* Exercise task *
Copy out, from the entries below, each line holding the string "Factor".
▶
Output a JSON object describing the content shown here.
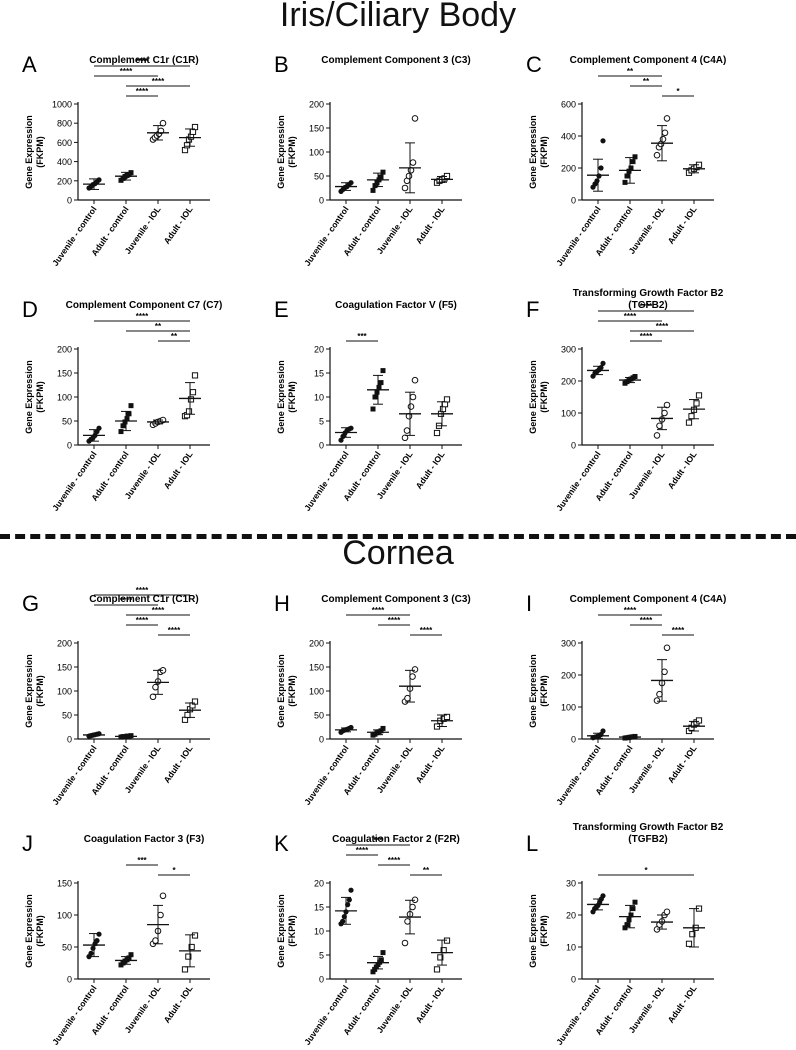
{
  "sections": [
    {
      "title": "Iris/Ciliary Body"
    },
    {
      "title": "Cornea"
    }
  ],
  "common": {
    "ylabel_line1": "Gene Expression",
    "ylabel_line2": "(FKPM)",
    "categories": [
      "Juvenile - control",
      "Adult - control",
      "Juvenile - IOL",
      "Adult - IOL"
    ],
    "markers": [
      "filled-circle",
      "filled-square",
      "open-circle",
      "open-square"
    ]
  },
  "chart_data": [
    {
      "letter": "A",
      "type": "scatter",
      "title": [
        "Complement C1r (C1R)"
      ],
      "ylim": [
        0,
        1000
      ],
      "yticks": [
        0,
        200,
        400,
        600,
        800,
        1000
      ],
      "points": [
        [
          125,
          140,
          160,
          170,
          190,
          210
        ],
        [
          205,
          225,
          245,
          255,
          265,
          285
        ],
        [
          630,
          650,
          670,
          690,
          720,
          800
        ],
        [
          520,
          570,
          630,
          660,
          710,
          760
        ]
      ],
      "mean": [
        165,
        248,
        700,
        650
      ],
      "sd": [
        55,
        40,
        75,
        90
      ],
      "sig": [
        {
          "a": 0,
          "b": 3,
          "label": "****"
        },
        {
          "a": 0,
          "b": 2,
          "label": "****"
        },
        {
          "a": 1,
          "b": 3,
          "label": "****"
        },
        {
          "a": 1,
          "b": 2,
          "label": "****"
        }
      ]
    },
    {
      "letter": "B",
      "type": "scatter",
      "title": [
        "Complement Component 3 (C3)"
      ],
      "ylim": [
        0,
        200
      ],
      "yticks": [
        0,
        50,
        100,
        150,
        200
      ],
      "points": [
        [
          18,
          22,
          26,
          28,
          32,
          36
        ],
        [
          20,
          30,
          36,
          42,
          48,
          58
        ],
        [
          25,
          40,
          50,
          62,
          78,
          170
        ],
        [
          36,
          40,
          42,
          45,
          50
        ]
      ],
      "mean": [
        28,
        42,
        67,
        43
      ],
      "sd": [
        8,
        14,
        52,
        6
      ],
      "sig": []
    },
    {
      "letter": "C",
      "type": "scatter",
      "title": [
        "Complement Component 4 (C4A)"
      ],
      "ylim": [
        0,
        600
      ],
      "yticks": [
        0,
        200,
        400,
        600
      ],
      "points": [
        [
          80,
          100,
          120,
          150,
          200,
          370
        ],
        [
          110,
          150,
          180,
          200,
          240,
          270
        ],
        [
          280,
          330,
          350,
          380,
          420,
          510
        ],
        [
          170,
          185,
          195,
          205,
          220
        ]
      ],
      "mean": [
        155,
        185,
        355,
        195
      ],
      "sd": [
        100,
        80,
        110,
        25
      ],
      "sig": [
        {
          "a": 0,
          "b": 2,
          "label": "**"
        },
        {
          "a": 1,
          "b": 2,
          "label": "**"
        },
        {
          "a": 2,
          "b": 3,
          "label": "*"
        }
      ]
    },
    {
      "letter": "D",
      "type": "scatter",
      "title": [
        "Complement Component C7 (C7)"
      ],
      "ylim": [
        0,
        200
      ],
      "yticks": [
        0,
        50,
        100,
        150,
        200
      ],
      "points": [
        [
          8,
          12,
          15,
          20,
          28,
          35
        ],
        [
          28,
          40,
          48,
          55,
          65,
          82
        ],
        [
          42,
          45,
          48,
          50,
          52
        ],
        [
          60,
          62,
          70,
          95,
          110,
          145
        ]
      ],
      "mean": [
        20,
        50,
        48,
        97
      ],
      "sd": [
        12,
        20,
        4,
        33
      ],
      "sig": [
        {
          "a": 0,
          "b": 3,
          "label": "****"
        },
        {
          "a": 1,
          "b": 3,
          "label": "**"
        },
        {
          "a": 2,
          "b": 3,
          "label": "**"
        }
      ]
    },
    {
      "letter": "E",
      "type": "scatter",
      "title": [
        "Coagulation Factor V (F5)"
      ],
      "ylim": [
        0,
        20
      ],
      "yticks": [
        0,
        5,
        10,
        15,
        20
      ],
      "points": [
        [
          1,
          1.8,
          2.5,
          3,
          3.3,
          3.5
        ],
        [
          7.5,
          10,
          11,
          12,
          13,
          15.5
        ],
        [
          1.5,
          3,
          6,
          8,
          10,
          13.5
        ],
        [
          2.5,
          4,
          6.5,
          7.5,
          8.5,
          9.5
        ]
      ],
      "mean": [
        2.6,
        11.5,
        6.5,
        6.5
      ],
      "sd": [
        1,
        3,
        4.5,
        2.5
      ],
      "sig": [
        {
          "a": 0,
          "b": 1,
          "label": "***"
        }
      ]
    },
    {
      "letter": "F",
      "type": "scatter",
      "title": [
        "Transforming Growth Factor B2",
        "(TGFB2)"
      ],
      "ylim": [
        0,
        300
      ],
      "yticks": [
        0,
        100,
        200,
        300
      ],
      "points": [
        [
          215,
          225,
          230,
          235,
          242,
          255
        ],
        [
          193,
          198,
          203,
          206,
          210,
          214
        ],
        [
          30,
          60,
          80,
          100,
          125
        ],
        [
          70,
          90,
          110,
          130,
          155
        ]
      ],
      "mean": [
        233,
        203,
        83,
        112
      ],
      "sd": [
        13,
        8,
        35,
        30
      ],
      "sig": [
        {
          "a": 0,
          "b": 3,
          "label": "****"
        },
        {
          "a": 0,
          "b": 2,
          "label": "****"
        },
        {
          "a": 1,
          "b": 3,
          "label": "****"
        },
        {
          "a": 1,
          "b": 2,
          "label": "****"
        }
      ]
    },
    {
      "letter": "G",
      "type": "scatter",
      "title": [
        "Complement C1r (C1R)"
      ],
      "ylim": [
        0,
        200
      ],
      "yticks": [
        0,
        50,
        100,
        150,
        200
      ],
      "points": [
        [
          6,
          7,
          8,
          9,
          10,
          11
        ],
        [
          4,
          5,
          5,
          6,
          6,
          7
        ],
        [
          88,
          108,
          120,
          140,
          143
        ],
        [
          40,
          50,
          62,
          70,
          78
        ]
      ],
      "mean": [
        8.5,
        5.5,
        118,
        60
      ],
      "sd": [
        2,
        1,
        25,
        15
      ],
      "sig": [
        {
          "a": 0,
          "b": 3,
          "label": "****"
        },
        {
          "a": 0,
          "b": 2,
          "label": "****"
        },
        {
          "a": 1,
          "b": 3,
          "label": "****"
        },
        {
          "a": 1,
          "b": 2,
          "label": "****"
        },
        {
          "a": 2,
          "b": 3,
          "label": "****"
        }
      ]
    },
    {
      "letter": "H",
      "type": "scatter",
      "title": [
        "Complement Component 3 (C3)"
      ],
      "ylim": [
        0,
        200
      ],
      "yticks": [
        0,
        50,
        100,
        150,
        200
      ],
      "points": [
        [
          14,
          17,
          19,
          20,
          22,
          24
        ],
        [
          8,
          10,
          13,
          15,
          17,
          22
        ],
        [
          78,
          85,
          105,
          130,
          145
        ],
        [
          26,
          38,
          42,
          46
        ]
      ],
      "mean": [
        19,
        14,
        110,
        38
      ],
      "sd": [
        4,
        5,
        33,
        12
      ],
      "sig": [
        {
          "a": 0,
          "b": 2,
          "label": "****"
        },
        {
          "a": 1,
          "b": 2,
          "label": "****"
        },
        {
          "a": 2,
          "b": 3,
          "label": "****"
        }
      ]
    },
    {
      "letter": "I",
      "type": "scatter",
      "title": [
        "Complement Component 4 (C4A)"
      ],
      "ylim": [
        0,
        300
      ],
      "yticks": [
        0,
        100,
        200,
        300
      ],
      "points": [
        [
          4,
          6,
          8,
          10,
          14,
          25
        ],
        [
          3,
          4,
          5,
          6,
          7,
          8
        ],
        [
          120,
          140,
          175,
          210,
          285
        ],
        [
          25,
          35,
          45,
          52,
          58
        ]
      ],
      "mean": [
        10,
        6,
        183,
        40
      ],
      "sd": [
        8,
        2,
        65,
        15
      ],
      "sig": [
        {
          "a": 0,
          "b": 2,
          "label": "****"
        },
        {
          "a": 1,
          "b": 2,
          "label": "****"
        },
        {
          "a": 2,
          "b": 3,
          "label": "****"
        }
      ]
    },
    {
      "letter": "J",
      "type": "scatter",
      "title": [
        "Coagulation Factor 3 (F3)"
      ],
      "ylim": [
        0,
        150
      ],
      "yticks": [
        0,
        50,
        100,
        150
      ],
      "points": [
        [
          35,
          40,
          48,
          55,
          60,
          70
        ],
        [
          22,
          25,
          28,
          30,
          33,
          38
        ],
        [
          55,
          60,
          75,
          100,
          130
        ],
        [
          15,
          35,
          50,
          68
        ]
      ],
      "mean": [
        53,
        29,
        85,
        44
      ],
      "sd": [
        18,
        6,
        30,
        25
      ],
      "sig": [
        {
          "a": 1,
          "b": 2,
          "label": "***"
        },
        {
          "a": 2,
          "b": 3,
          "label": "*"
        }
      ]
    },
    {
      "letter": "K",
      "type": "scatter",
      "title": [
        "Coagulation Factor 2 (F2R)"
      ],
      "ylim": [
        0,
        20
      ],
      "yticks": [
        0,
        5,
        10,
        15,
        20
      ],
      "points": [
        [
          11.5,
          12,
          13,
          14,
          15.5,
          16.5,
          18.5
        ],
        [
          1.5,
          2,
          2.5,
          3,
          3.5,
          4,
          5.5
        ],
        [
          7.5,
          12,
          13.5,
          15,
          16.5
        ],
        [
          2,
          4.5,
          6,
          8
        ]
      ],
      "mean": [
        14.2,
        3.4,
        12.9,
        5.5
      ],
      "sd": [
        2.8,
        1.3,
        3.5,
        2.6
      ],
      "sig": [
        {
          "a": 0,
          "b": 2,
          "label": "***"
        },
        {
          "a": 0,
          "b": 1,
          "label": "****"
        },
        {
          "a": 1,
          "b": 2,
          "label": "****"
        },
        {
          "a": 2,
          "b": 3,
          "label": "**"
        }
      ]
    },
    {
      "letter": "L",
      "type": "scatter",
      "title": [
        "Transforming Growth Factor B2",
        "(TGFB2)"
      ],
      "ylim": [
        0,
        30
      ],
      "yticks": [
        0,
        10,
        20,
        30
      ],
      "points": [
        [
          21,
          22,
          22.5,
          23,
          24,
          25,
          26
        ],
        [
          16,
          17,
          18.5,
          20,
          22,
          24
        ],
        [
          15.5,
          17,
          18,
          20,
          21
        ],
        [
          11,
          14,
          16,
          22
        ]
      ],
      "mean": [
        23.3,
        19.5,
        17.8,
        16
      ],
      "sd": [
        1.7,
        3.5,
        2.2,
        6
      ],
      "sig": [
        {
          "a": 0,
          "b": 3,
          "label": "*"
        }
      ]
    }
  ]
}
◀
* Result for this exercise *
        "Coagulation Factor V (F5)"
        "Transforming Growth Factor B2",
        "Coagulation Factor 3 (F3)"
        "Coagulation Factor 2 (F2R)"
        "Transforming Growth Factor B2",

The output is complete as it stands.